[Stored items from a collection]
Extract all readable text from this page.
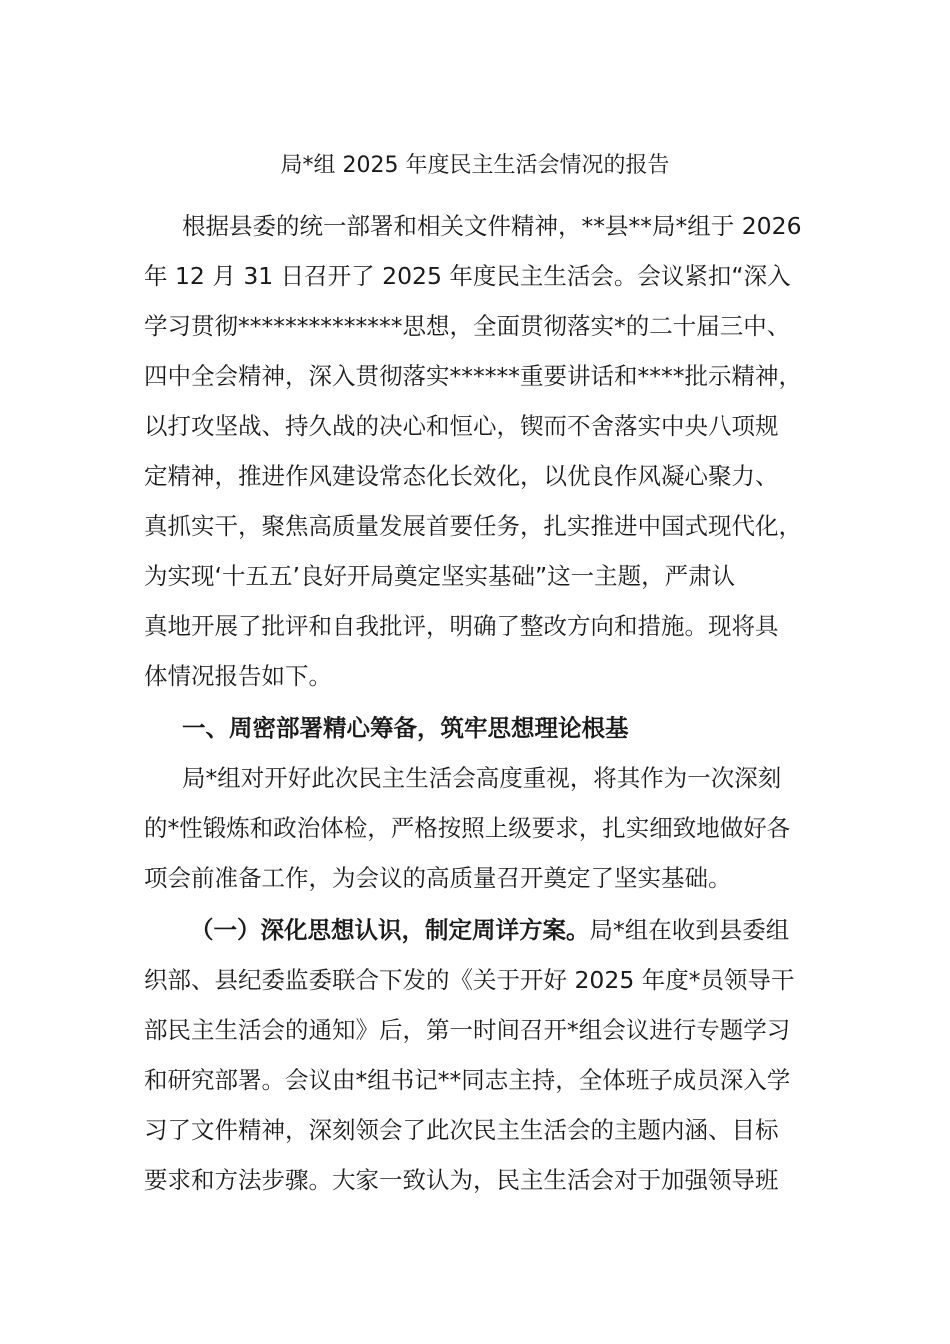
局*组 2025 年度民主生活会情况的报告
根据县委的统一部署和相关文件精神，**县**局*组于 2026
年 12 月 31 日召开了 2025 年度民主生活会。会议紧扣“深入
学习贯彻**************思想，全面贯彻落实*的二十届三中、
四中全会精神，深入贯彻落实******重要讲话和****批示精神，
以打攻坚战、持久战的决心和恒心，锲而不舍落实中央八项规
定精神，推进作风建设常态化长效化，以优良作风凝心聚力、
真抓实干，聚焦高质量发展首要任务，扎实推进中国式现代化，
为实现‘十五五’良好开局奠定坚实基础”这一主题，严肃认
真地开展了批评和自我批评，明确了整改方向和措施。现将具
体情况报告如下。
一、周密部署精心筹备，筑牢思想理论根基
局*组对开好此次民主生活会高度重视，将其作为一次深刻
的*性锻炼和政治体检，严格按照上级要求，扎实细致地做好各
项会前准备工作，为会议的高质量召开奠定了坚实基础。
（一）深化思想认识，制定周详方案。局*组在收到县委组
织部、县纪委监委联合下发的《关于开好 2025 年度*员领导干
部民主生活会的通知》后，第一时间召开*组会议进行专题学习
和研究部署。会议由*组书记**同志主持，全体班子成员深入学
习了文件精神，深刻领会了此次民主生活会的主题内涵、目标
要求和方法步骤。大家一致认为，民主生活会对于加强领导班
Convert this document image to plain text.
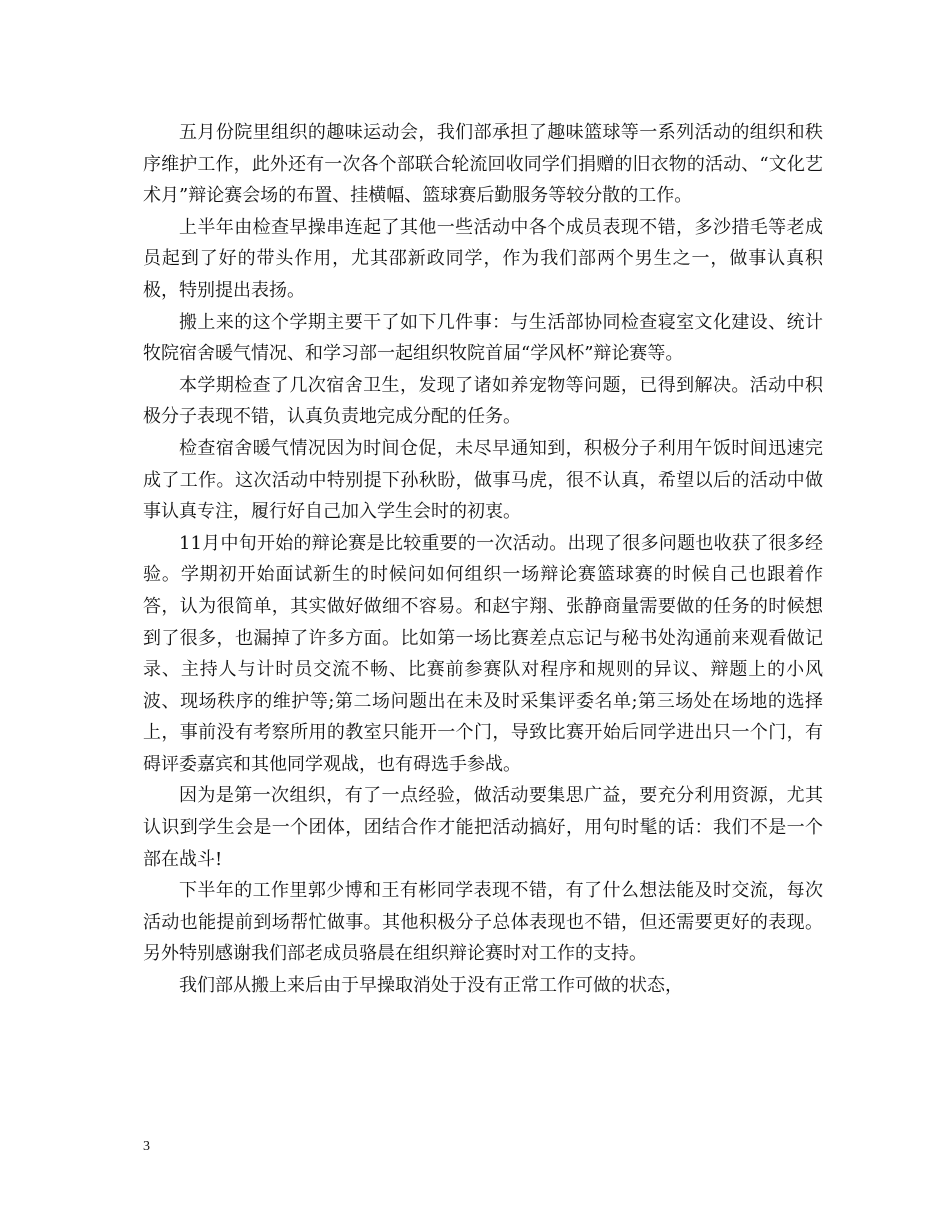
五月份院里组织的趣味运动会，我们部承担了趣味篮球等一系列活动的组织和秩序维护工作，此外还有一次各个部联合轮流回收同学们捐赠的旧衣物的活动、“文化艺术月”辩论赛会场的布置、挂横幅、篮球赛后勤服务等较分散的工作。

上半年由检查早操串连起了其他一些活动中各个成员表现不错，多沙措毛等老成员起到了好的带头作用，尤其邵新政同学，作为我们部两个男生之一，做事认真积极，特别提出表扬。

搬上来的这个学期主要干了如下几件事：与生活部协同检查寝室文化建设、统计牧院宿舍暖气情况、和学习部一起组织牧院首届“学风杯”辩论赛等。

本学期检查了几次宿舍卫生，发现了诸如养宠物等问题，已得到解决。活动中积极分子表现不错，认真负责地完成分配的任务。

检查宿舍暖气情况因为时间仓促，未尽早通知到，积极分子利用午饭时间迅速完成了工作。这次活动中特别提下孙秋盼，做事马虎，很不认真，希望以后的活动中做事认真专注，履行好自己加入学生会时的初衷。

11月中旬开始的辩论赛是比较重要的一次活动。出现了很多问题也收获了很多经验。学期初开始面试新生的时候问如何组织一场辩论赛篮球赛的时候自己也跟着作答，认为很简单，其实做好做细不容易。和赵宇翔、张静商量需要做的任务的时候想到了很多，也漏掉了许多方面。比如第一场比赛差点忘记与秘书处沟通前来观看做记录、主持人与计时员交流不畅、比赛前参赛队对程序和规则的异议、辩题上的小风波、现场秩序的维护等;第二场问题出在未及时采集评委名单;第三场处在场地的选择上，事前没有考察所用的教室只能开一个门，导致比赛开始后同学进出只一个门，有碍评委嘉宾和其他同学观战，也有碍选手参战。

因为是第一次组织，有了一点经验，做活动要集思广益，要充分利用资源，尤其认识到学生会是一个团体，团结合作才能把活动搞好，用句时髦的话：我们不是一个部在战斗!

下半年的工作里郭少博和王有彬同学表现不错，有了什么想法能及时交流，每次活动也能提前到场帮忙做事。其他积极分子总体表现也不错，但还需要更好的表现。另外特别感谢我们部老成员骆晨在组织辩论赛时对工作的支持。

我们部从搬上来后由于早操取消处于没有正常工作可做的状态，

3
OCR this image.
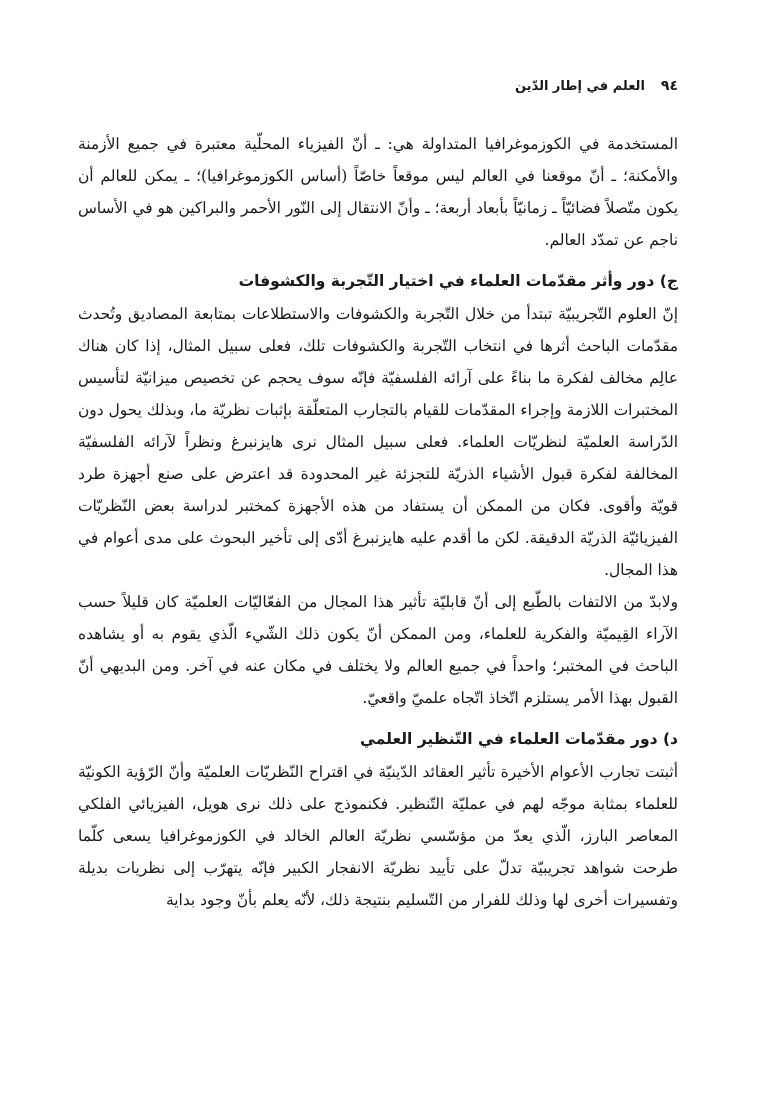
٩٤
العلم في إطار الدّين

المستخدمة في الكوزموغرافيا المتداولة هي: ـ أنّ الفيزياء المحلّية معتبرة في جميع الأزمنة والأمكنة؛ ـ أنّ موقعنا في العالم ليس موقعاً خاصّاً (أساس الكوزموغرافيا)؛ ـ يمكن للعالم أن يكون متّصلاً فضائيّاً ـ زمانيّاً بأبعاد أربعة؛ ـ وأنّ الانتقال إلى النّور الأحمر والبراكين هو في الأساس ناجم عن تمدّد العالم.

ج) دور وأثر مقدّمات العلماء في اختيار التّجربة والكشوفات

إنّ العلوم التّجريبيّة تبتدأ من خلال التّجربة والكشوفات والاستطلاعات بمتابعة المصاديق وتُحدث مقدّمات الباحث أثرها في انتخاب التّجربة والكشوفات تلك، فعلى سبيل المثال، إذا كان هناك عالِم مخالف لفكرة ما بناءً على آرائه الفلسفيّة فإنّه سوف يحجم عن تخصيص ميزانيّة لتأسيس المختبرات اللازمة وإجراء المقدّمات للقيام بالتجارب المتعلّقة بإثبات نظريّة ما، وبذلك يحول دون الدّراسة العلميّة لنظريّات العلماء. فعلى سبيل المثال نرى هايزنبرغ ونظراً لآرائه الفلسفيّة المخالفة لفكرة قبول الأشياء الذريّة للتجزئة غير المحدودة قد اعترض على صنع أجهزة طرد قويّة وأقوى. فكان من الممكن أن يستفاد من هذه الأجهزة كمختبر لدراسة بعض النّظريّات الفيزيائيّة الذريّة الدقيقة. لكن ما أقدم عليه هايزنبرغ أدّى إلى تأخير البحوث على مدى أعوام في هذا المجال.

ولابدّ من الالتفات بالطّبع إلى أنّ قابليّة تأثير هذا المجال من الفعّاليّات العلميّة كان قليلاً حسب الآراء القِيميّة والفكرية للعلماء، ومن الممكن أنّ يكون ذلك الشّيء الّذي يقوم به أو يشاهده الباحث في المختبر؛ واحداً في جميع العالم ولا يختلف في مكان عنه في آخر. ومن البديهي أنّ القبول بهذا الأمر يستلزم اتّخاذ اتّجاه علميّ واقعيّ.

د) دور مقدّمات العلماء في التّنظير العلمي

أثبتت تجارب الأعوام الأخيرة تأثير العقائد الدّينيّة في اقتراح النّظريّات العلميّة وأنّ الرّؤية الكونيّة للعلماء بمثابة موجّه لهم في عمليّة التّنظير. فكنموذج على ذلك نرى هويل، الفيزيائي الفلكي المعاصر البارز، الّذي يعدّ من مؤسّسي نظريّة العالم الخالد في الكوزموغرافيا يسعى كلّما طرحت شواهد تجريبيّة تدلّ على تأييد نظريّة الانفجار الكبير فإنّه يتهرّب إلى نظريات بديلة وتفسيرات أخرى لها وذلك للفرار من التّسليم بنتيجة ذلك، لأنّه يعلم بأنّ وجود بداية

_TASK DETAILS:_
Pictures do not go in the copy. Write out exactly the lines from the line containing "OCR this image." through the last line of the listing.

_ANSWER IN FULL:_
OCR this image.
٩٤
العلم في إطار الدّين

المستخدمة في الكوزموغرافيا المتداولة هي: ـ أنّ الفيزياء المحلّية معتبرة في جميع الأزمنة والأمكنة؛ ـ أنّ موقعنا في العالم ليس موقعاً خاصّاً (أساس الكوزموغرافيا)؛ ـ يمكن للعالم أن يكون متّصلاً فضائيّاً ـ زمانيّاً بأبعاد أربعة؛ ـ وأنّ الانتقال إلى النّور الأحمر والبراكين هو في الأساس ناجم عن تمدّد العالم.

ج) دور وأثر مقدّمات العلماء في اختيار التّجربة والكشوفات

إنّ العلوم التّجريبيّة تبتدأ من خلال التّجربة والكشوفات والاستطلاعات بمتابعة المصاديق وتُحدث مقدّمات الباحث أثرها في انتخاب التّجربة والكشوفات تلك، فعلى سبيل المثال، إذا كان هناك عالِم مخالف لفكرة ما بناءً على آرائه الفلسفيّة فإنّه سوف يحجم عن تخصيص ميزانيّة لتأسيس المختبرات اللازمة وإجراء المقدّمات للقيام بالتجارب المتعلّقة بإثبات نظريّة ما، وبذلك يحول دون الدّراسة العلميّة لنظريّات العلماء. فعلى سبيل المثال نرى هايزنبرغ ونظراً لآرائه الفلسفيّة المخالفة لفكرة قبول الأشياء الذريّة للتجزئة غير المحدودة قد اعترض على صنع أجهزة طرد قويّة وأقوى. فكان من الممكن أن يستفاد من هذه الأجهزة كمختبر لدراسة بعض النّظريّات الفيزيائيّة الذريّة الدقيقة. لكن ما أقدم عليه هايزنبرغ أدّى إلى تأخير البحوث على مدى أعوام في هذا المجال.

ولابدّ من الالتفات بالطّبع إلى أنّ قابليّة تأثير هذا المجال من الفعّاليّات العلميّة كان قليلاً حسب الآراء القِيميّة والفكرية للعلماء، ومن الممكن أنّ يكون ذلك الشّيء الّذي يقوم به أو يشاهده الباحث في المختبر؛ واحداً في جميع العالم ولا يختلف في مكان عنه في آخر. ومن البديهي أنّ القبول بهذا الأمر يستلزم اتّخاذ اتّجاه علميّ واقعيّ.

د) دور مقدّمات العلماء في التّنظير العلمي

أثبتت تجارب الأعوام الأخيرة تأثير العقائد الدّينيّة في اقتراح النّظريّات العلميّة وأنّ الرّؤية الكونيّة للعلماء بمثابة موجّه لهم في عمليّة التّنظير. فكنموذج على ذلك نرى هويل، الفيزيائي الفلكي المعاصر البارز، الّذي يعدّ من مؤسّسي نظريّة العالم الخالد في الكوزموغرافيا يسعى كلّما طرحت شواهد تجريبيّة تدلّ على تأييد نظريّة الانفجار الكبير فإنّه يتهرّب إلى نظريات بديلة وتفسيرات أخرى لها وذلك للفرار من التّسليم بنتيجة ذلك، لأنّه يعلم بأنّ وجود بداية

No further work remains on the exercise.